-- BEGIN --
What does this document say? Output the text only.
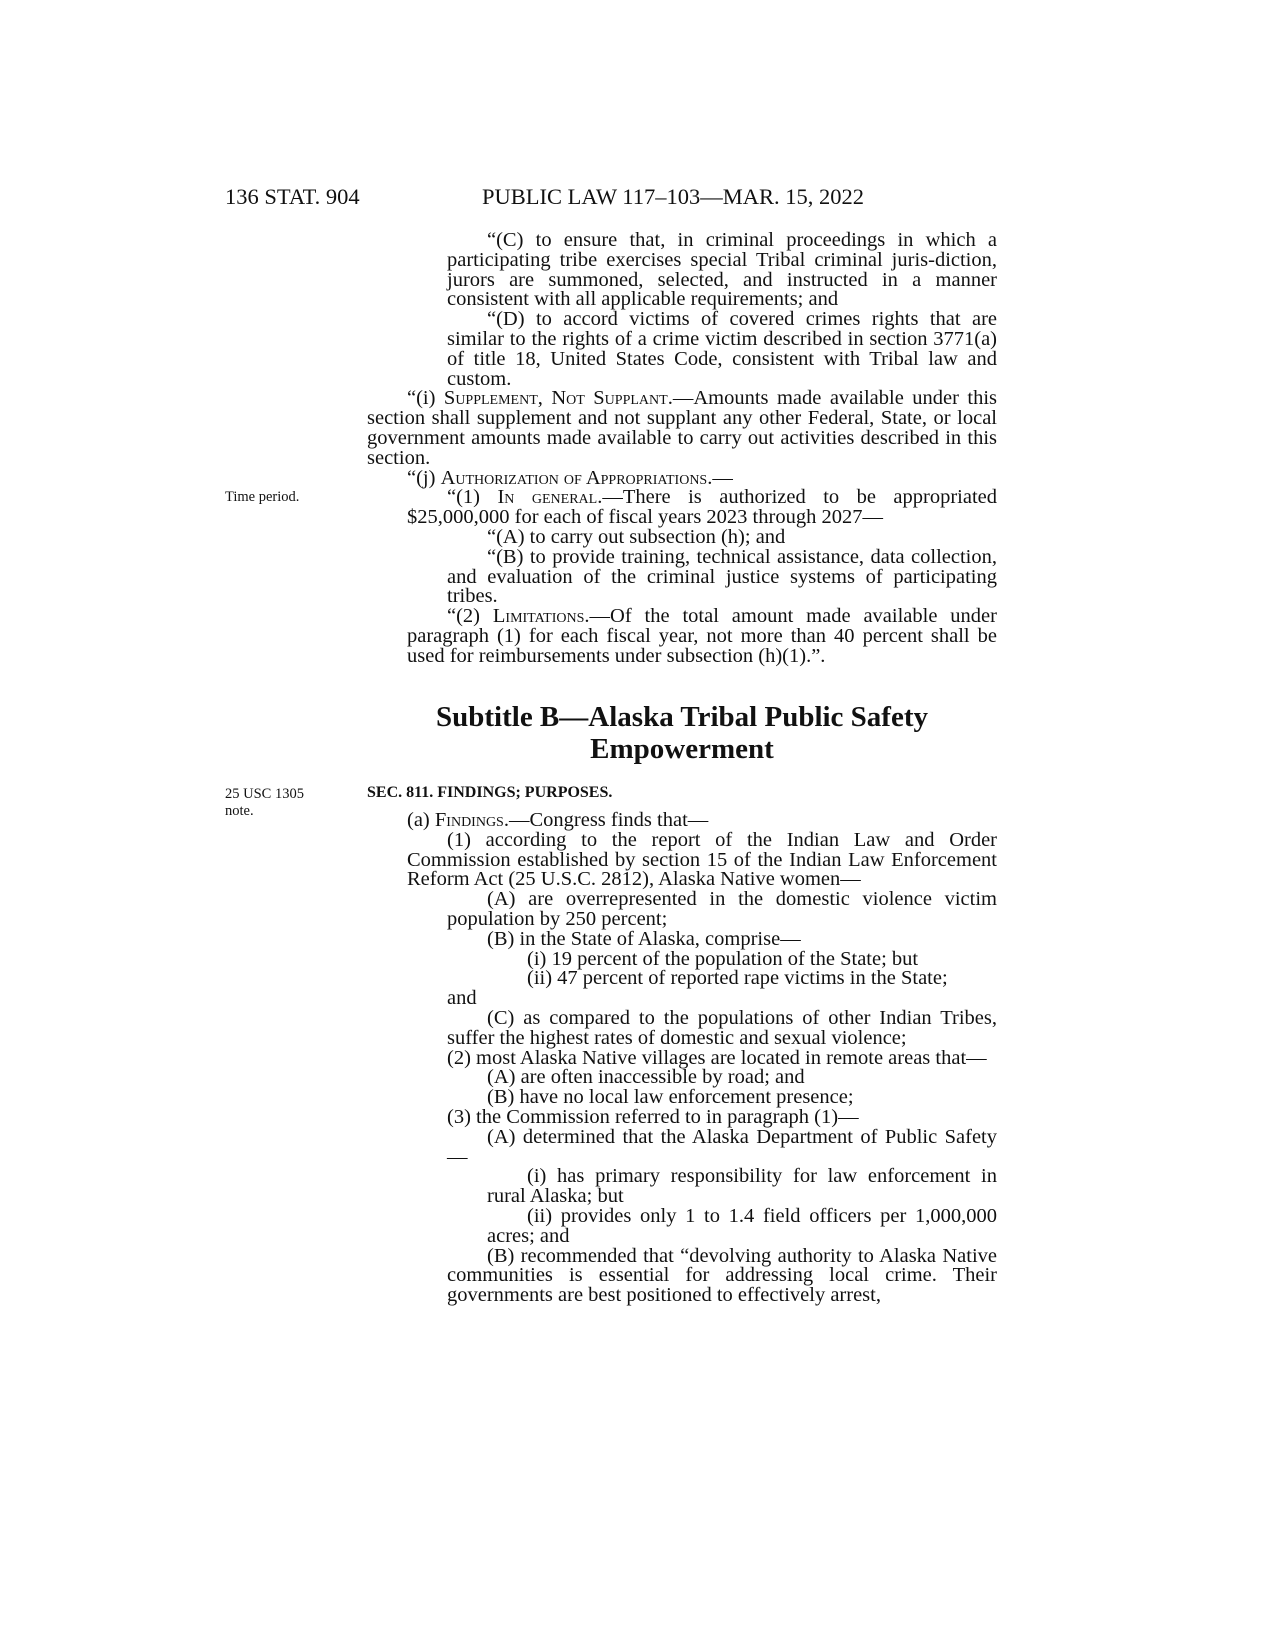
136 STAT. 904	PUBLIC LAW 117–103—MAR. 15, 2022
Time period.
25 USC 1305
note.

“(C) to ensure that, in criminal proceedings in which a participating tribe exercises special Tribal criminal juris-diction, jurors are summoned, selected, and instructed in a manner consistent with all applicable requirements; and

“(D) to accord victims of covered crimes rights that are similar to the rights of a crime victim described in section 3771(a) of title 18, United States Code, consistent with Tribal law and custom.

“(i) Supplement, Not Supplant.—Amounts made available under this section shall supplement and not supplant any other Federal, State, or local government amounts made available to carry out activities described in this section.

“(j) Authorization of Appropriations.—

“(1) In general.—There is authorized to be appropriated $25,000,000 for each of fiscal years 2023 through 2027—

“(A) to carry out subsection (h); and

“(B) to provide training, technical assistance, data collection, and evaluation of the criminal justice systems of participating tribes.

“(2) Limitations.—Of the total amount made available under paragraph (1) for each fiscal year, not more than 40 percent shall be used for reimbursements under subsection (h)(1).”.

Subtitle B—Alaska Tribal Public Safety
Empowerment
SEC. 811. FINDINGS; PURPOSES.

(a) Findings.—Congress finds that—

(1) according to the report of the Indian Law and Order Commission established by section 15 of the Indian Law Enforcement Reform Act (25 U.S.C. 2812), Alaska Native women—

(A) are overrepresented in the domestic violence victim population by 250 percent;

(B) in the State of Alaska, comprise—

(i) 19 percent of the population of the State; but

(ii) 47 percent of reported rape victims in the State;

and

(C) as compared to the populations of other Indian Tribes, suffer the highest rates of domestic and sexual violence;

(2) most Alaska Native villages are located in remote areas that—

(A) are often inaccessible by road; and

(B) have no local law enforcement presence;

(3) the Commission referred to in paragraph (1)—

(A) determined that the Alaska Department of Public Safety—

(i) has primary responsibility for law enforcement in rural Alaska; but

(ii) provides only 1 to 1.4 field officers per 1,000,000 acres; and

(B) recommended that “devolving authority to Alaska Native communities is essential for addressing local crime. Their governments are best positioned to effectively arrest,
-- END --
Copy the records above exactly. The pictures are not part of the copy.

_EXPECTED ANSWER_.
What does this document say? Output the text only.
136 STAT. 904	PUBLIC LAW 117–103—MAR. 15, 2022
Time period.
25 USC 1305
note.

“(C) to ensure that, in criminal proceedings in which a participating tribe exercises special Tribal criminal juris-diction, jurors are summoned, selected, and instructed in a manner consistent with all applicable requirements; and

“(D) to accord victims of covered crimes rights that are similar to the rights of a crime victim described in section 3771(a) of title 18, United States Code, consistent with Tribal law and custom.

“(i) Supplement, Not Supplant.—Amounts made available under this section shall supplement and not supplant any other Federal, State, or local government amounts made available to carry out activities described in this section.

“(j) Authorization of Appropriations.—

“(1) In general.—There is authorized to be appropriated $25,000,000 for each of fiscal years 2023 through 2027—

“(A) to carry out subsection (h); and

“(B) to provide training, technical assistance, data collection, and evaluation of the criminal justice systems of participating tribes.

“(2) Limitations.—Of the total amount made available under paragraph (1) for each fiscal year, not more than 40 percent shall be used for reimbursements under subsection (h)(1).”.

Subtitle B—Alaska Tribal Public Safety
Empowerment
SEC. 811. FINDINGS; PURPOSES.

(a) Findings.—Congress finds that—

(1) according to the report of the Indian Law and Order Commission established by section 15 of the Indian Law Enforcement Reform Act (25 U.S.C. 2812), Alaska Native women—

(A) are overrepresented in the domestic violence victim population by 250 percent;

(B) in the State of Alaska, comprise—

(i) 19 percent of the population of the State; but

(ii) 47 percent of reported rape victims in the State;

and

(C) as compared to the populations of other Indian Tribes, suffer the highest rates of domestic and sexual violence;

(2) most Alaska Native villages are located in remote areas that—

(A) are often inaccessible by road; and

(B) have no local law enforcement presence;

(3) the Commission referred to in paragraph (1)—

(A) determined that the Alaska Department of Public Safety—

(i) has primary responsibility for law enforcement in rural Alaska; but

(ii) provides only 1 to 1.4 field officers per 1,000,000 acres; and

(B) recommended that “devolving authority to Alaska Native communities is essential for addressing local crime. Their governments are best positioned to effectively arrest,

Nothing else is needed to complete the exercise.